[EXTRAIT CHOISI]
╔══
La littérature caribéenne puise sa vitalité dans le brassage inouï qu’a connu l’archipel, souligne l’écrivain et poète Daniel Maximin
— Propos recueillis par Raphaëlle Rérolle —
Des pays distincts, des langues différentes, des populations aux origines diverses, la Caraïbe forme une guirlande à plusieurs facettes, chacune dotée de son histoire particulière. Cet -ensemble possède pourtant une identité commune, qui se manifeste à travers la -culture et notamment la littérature. C’est l’un des postulats de l’Association des écrivains de la Caraïbe, qui a tenu son quatrième congrès en Guadeloupe, avec le soutien du conseil régional. Pendant quatre jours, du 15 au 18 avril, des auteurs venus de Guadeloupe ou de Martinique, de Cuba, d’Haïti, de Trinidad et Tobago, de Panama ou d’Anguilla ont débattu ensemble du thème de la diaspora dans la littérature caribéenne. Parmi eux, l’écrivain et poète guadeloupéen Daniel Maximin, né en 1947. Invité d’honneur de la manifestation, il définit les contours de cette identité marquée par le métissage et la lutte pour la liberté.
Au commencement était la géographie La nature joue un rôle essentiel dans cette identité commune : l’arc -caraïbe a la particularité d’être un archipel. De chacune des îles, on en voit toujours une autre, ce qui atténue la sensation d’isolement. Leur histoire est faite de mouvement, d’allée et -venues, de rencontres⋅ Toutes les grandes puissances européennes sont venues occuper ce petit morceau des Amériques : le Royaume-Uni, la France, le Portugal, l’Espagne, le Danemark, les Pays-Bas, la Suède… Des centaines d’ethnies africaines y ont été déportées et réduites en esclavage. Quatre langues sont restées : l’anglais, l’espagnol, le français, presque à égalité numérique aujourd’hui, et le créole, né de l’esclavage, qui porte les traces des trois précédentes. Dans les Caraïbes, on a toujours de l’autre à portée de main, ou d’oreille.
Chaque île est aussi reliée aux autres par les séismes, les cyclones, les éruptions, les raz-de-marée. Nous sommes posés sur la même -plaque tectonique, nous partageons les cataclysmes de manière égalitaire : nos villes ont été rasées les unes après les autres, Port-au-Prince et Pointe-à-Pitre par des tremblements de terre, Saint-Pierre par une éruption volcanique, Montserrat par un cyclone. Cette dimension géologique imprègne la conscience caribéenne. Nous sommes un collier au cou de l’Amérique, à la fois beau et fragile.
Cet extraordinaire brassage culturelDans une île, on est forcément ensemble, même quand on est séparés par des hiérarchies sociales et raciales. Oppresseurs et opprimés sont prisonniers de l’océan qui les encercle. Le métissage culturel est donc constitutif de l’identité caribéenne, comme le montre la -genèse de nos musiques. Les esclaves avaient leurs propres rythmes, originaires d’Afrique, mais ils écoutaient aussi les airs du maître, Mozart, les contredanses, les mazurkas, les polkas d’Europe centrale. A partir d’une certaine époque, ils ont aussi eu accès aux instruments, violon, piano, cuivres, quand les maîtres leur ont demandé de jouer pour eux. Au même moment, en Europe, la musique du château n’était pas accessible aux paysans. Les murs étaient épais, ils ne laissaient pas filtrer les sons, contrairement à ceux de la maison de plantation, constituée de portes-fenêtres et de galeries. Celle-ci était poreuse au souffle de la musique autant qu’aux révoltes de la rue Cases-Nègres, juste à côté. Du coup, la coupure entre musique savante et musique populaire n’a pas eu lieu. Cet extraordinaire brassage a fait de la Caraïbe le berceau de ce que l’on appelle aujourd’hui les » musiques du monde « .
╚══
[DONNÉES]
╔══
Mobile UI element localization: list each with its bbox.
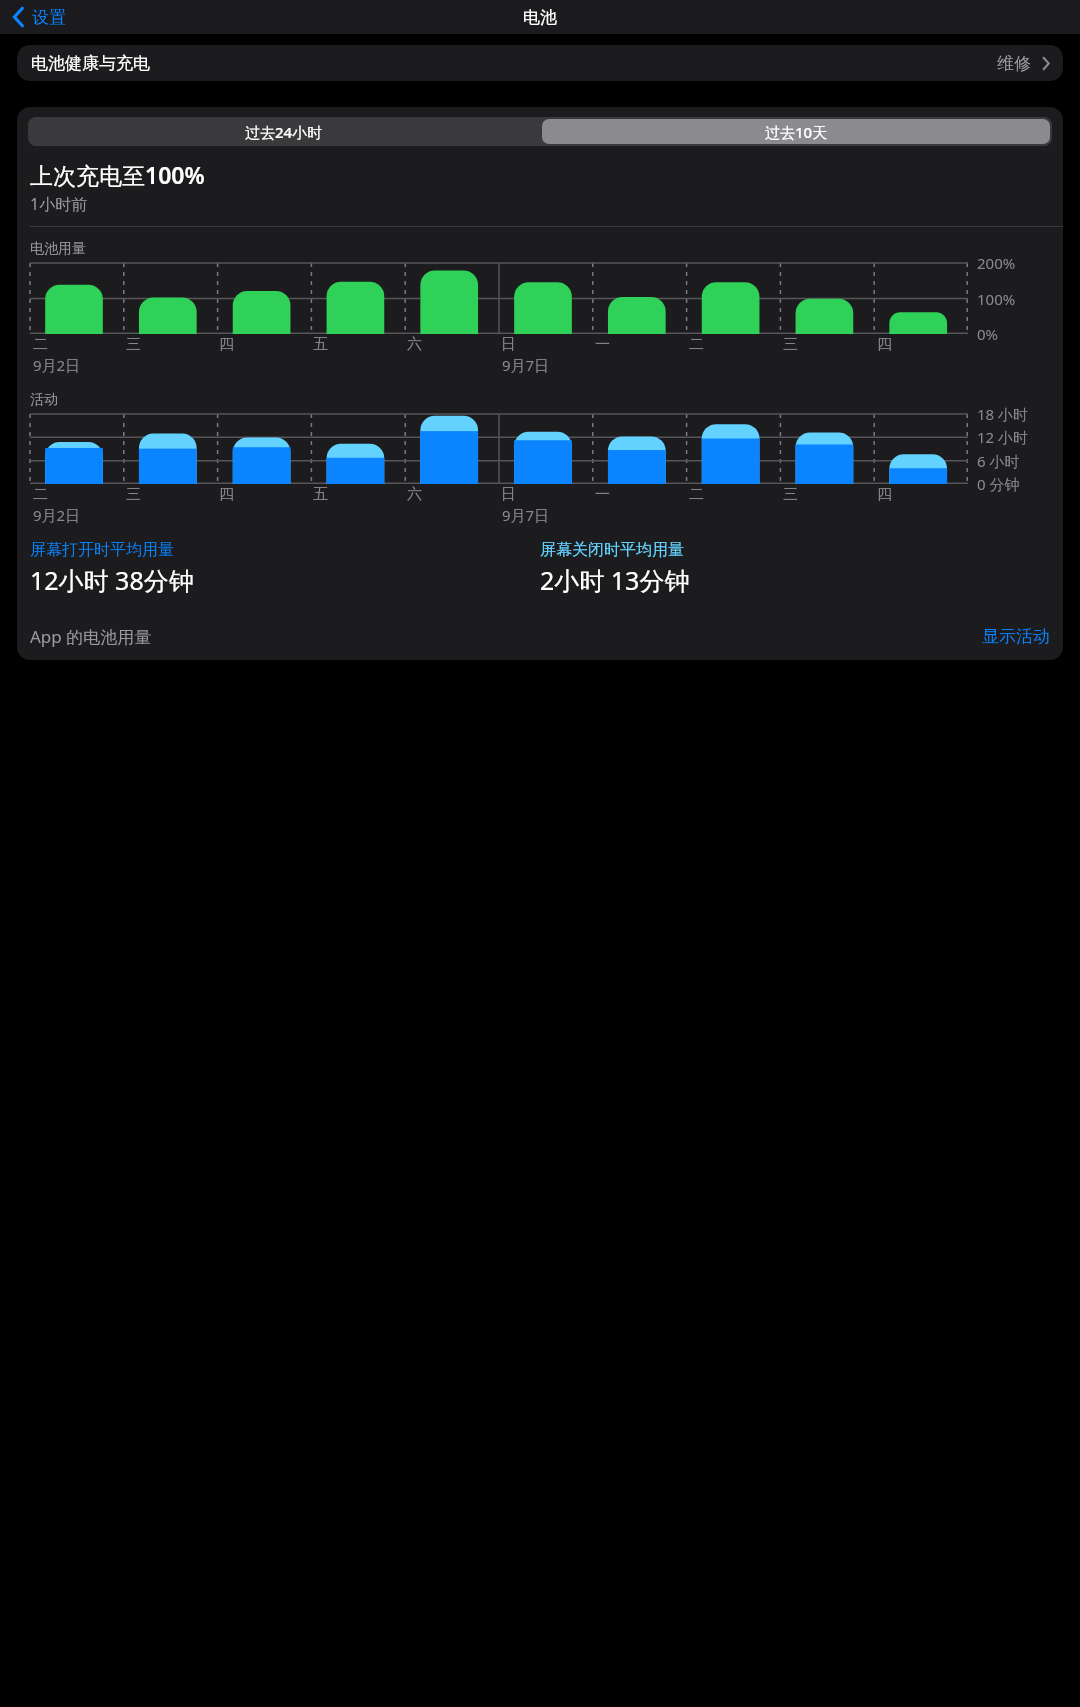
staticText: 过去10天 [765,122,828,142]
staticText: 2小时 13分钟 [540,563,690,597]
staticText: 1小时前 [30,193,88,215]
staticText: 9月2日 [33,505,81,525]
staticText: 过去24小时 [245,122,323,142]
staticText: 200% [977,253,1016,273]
╚══
[VOTRE OBJECTIF] Indiquez si chacune des affirmations suivantes concorde avec l'extrait choisi, en répondant par oui ou par non et en citant les mots décisifs de l'extrait. 1. Le quatrième congrès de l'Association des écrivains de la Caraïbe s'est tenu en Martinique. 2. Quatre langues sont restées dans les Caraïbes. 3. Saint-Pierre a été rasée par un cyclone.

[SOLUTION DU PROBLÈME]
1. Non : « qui a tenu son quatrième congrès en Guadeloupe »
2. Oui : « Quatre langues sont restées »
3. Non : « Saint-Pierre par une éruption volcanique »